WORK TO COMPLETE:
Copy the data below word for word, leaving out the picture.

## Start

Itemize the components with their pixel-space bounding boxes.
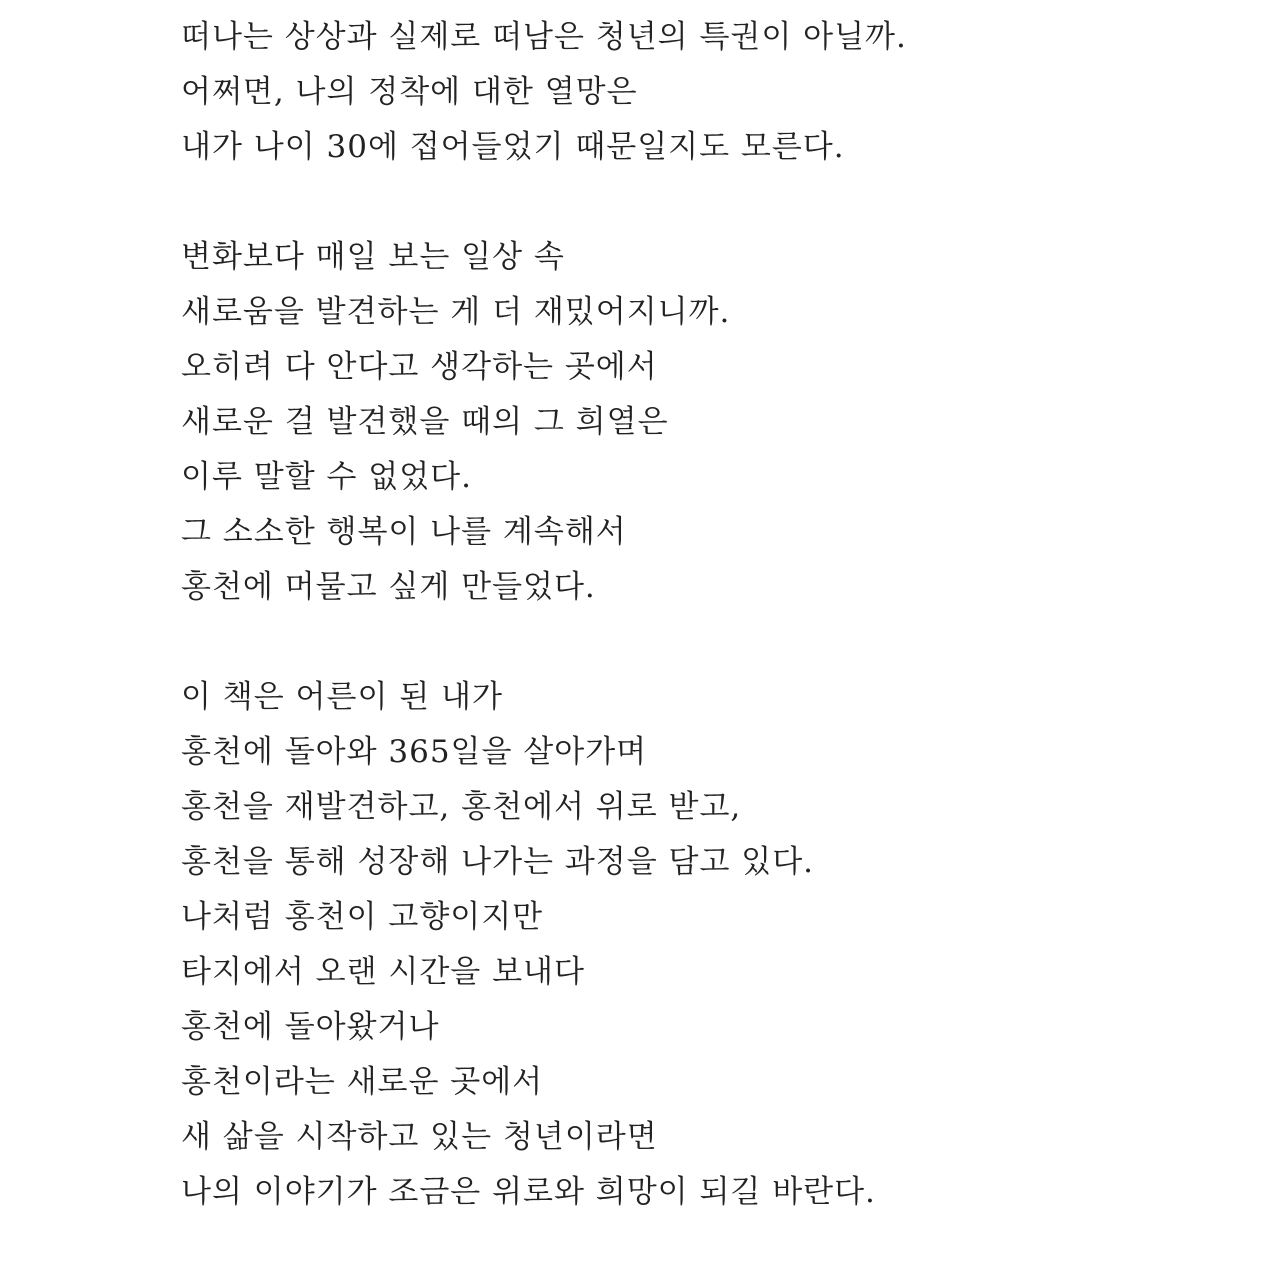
paragraph-3 [181, 670, 1181, 1220]
text-line: 새 삶을 시작하고 있는 청년이라면 [181, 1119, 658, 1155]
paragraph-2 [181, 230, 1181, 615]
text-line: 홍천을 통해 성장해 나가는 과정을 담고 있다. [181, 844, 815, 880]
text-line: 변화보다 매일 보는 일상 속 [181, 239, 565, 275]
text-line: 홍천에 머물고 싶게 만들었다. [181, 569, 596, 605]
text-line: 오히려 다 안다고 생각하는 곳에서 [181, 349, 658, 385]
text-line: 타지에서 오랜 시간을 보내다 [181, 954, 585, 990]
text-line: 떠나는 상상과 실제로 떠남은 청년의 특권이 아닐까. [181, 19, 907, 55]
text-line: 홍천에 돌아왔거나 [181, 1009, 440, 1045]
text-line: 홍천이라는 새로운 곳에서 [181, 1064, 544, 1100]
text-line: 내가 나이 30에 접어들었기 때문일지도 모른다. [181, 129, 845, 165]
text-line: 그 소소한 행복이 나를 계속해서 [181, 514, 627, 550]
paragraph-1 [181, 10, 1181, 175]
text-line: 새로운 걸 발견했을 때의 그 희열은 [181, 404, 669, 440]
text-line: 홍천에 돌아와 365일을 살아가며 [181, 734, 648, 770]
text-line: 새로움을 발견하는 게 더 재밌어지니까. [181, 294, 731, 330]
text-line: 나처럼 홍천이 고향이지만 [181, 899, 544, 935]
body-text [181, 10, 1181, 1220]
text-line: 홍천을 재발견하고, 홍천에서 위로 받고, [181, 789, 742, 825]
text-line: 어쩌면, 나의 정착에 대한 열망은 [181, 74, 638, 110]
text-line: 이 책은 어른이 된 내가 [181, 679, 503, 715]
text-line: 이루 말할 수 없었다. [181, 459, 472, 495]
text-line: 나의 이야기가 조금은 위로와 희망이 되길 바란다. [181, 1174, 876, 1210]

## End

EXERCISE ANSWER:
Itemize the components with their pixel-space bounding boxes.
paragraph-3 [181, 670, 1181, 1220]
text-line: 새 삶을 시작하고 있는 청년이라면 [181, 1119, 658, 1155]
paragraph-2 [181, 230, 1181, 615]
text-line: 홍천을 통해 성장해 나가는 과정을 담고 있다. [181, 844, 815, 880]
text-line: 변화보다 매일 보는 일상 속 [181, 239, 565, 275]
text-line: 홍천에 머물고 싶게 만들었다. [181, 569, 596, 605]
text-line: 오히려 다 안다고 생각하는 곳에서 [181, 349, 658, 385]
text-line: 타지에서 오랜 시간을 보내다 [181, 954, 585, 990]
text-line: 떠나는 상상과 실제로 떠남은 청년의 특권이 아닐까. [181, 19, 907, 55]
text-line: 홍천에 돌아왔거나 [181, 1009, 440, 1045]
text-line: 홍천이라는 새로운 곳에서 [181, 1064, 544, 1100]
text-line: 내가 나이 30에 접어들었기 때문일지도 모른다. [181, 129, 845, 165]
text-line: 그 소소한 행복이 나를 계속해서 [181, 514, 627, 550]
paragraph-1 [181, 10, 1181, 175]
text-line: 새로운 걸 발견했을 때의 그 희열은 [181, 404, 669, 440]
text-line: 홍천에 돌아와 365일을 살아가며 [181, 734, 648, 770]
text-line: 새로움을 발견하는 게 더 재밌어지니까. [181, 294, 731, 330]
text-line: 나처럼 홍천이 고향이지만 [181, 899, 544, 935]
body-text [181, 10, 1181, 1220]
text-line: 홍천을 재발견하고, 홍천에서 위로 받고, [181, 789, 742, 825]
text-line: 어쩌면, 나의 정착에 대한 열망은 [181, 74, 638, 110]
text-line: 이 책은 어른이 된 내가 [181, 679, 503, 715]
text-line: 이루 말할 수 없었다. [181, 459, 472, 495]
text-line: 나의 이야기가 조금은 위로와 희망이 되길 바란다. [181, 1174, 876, 1210]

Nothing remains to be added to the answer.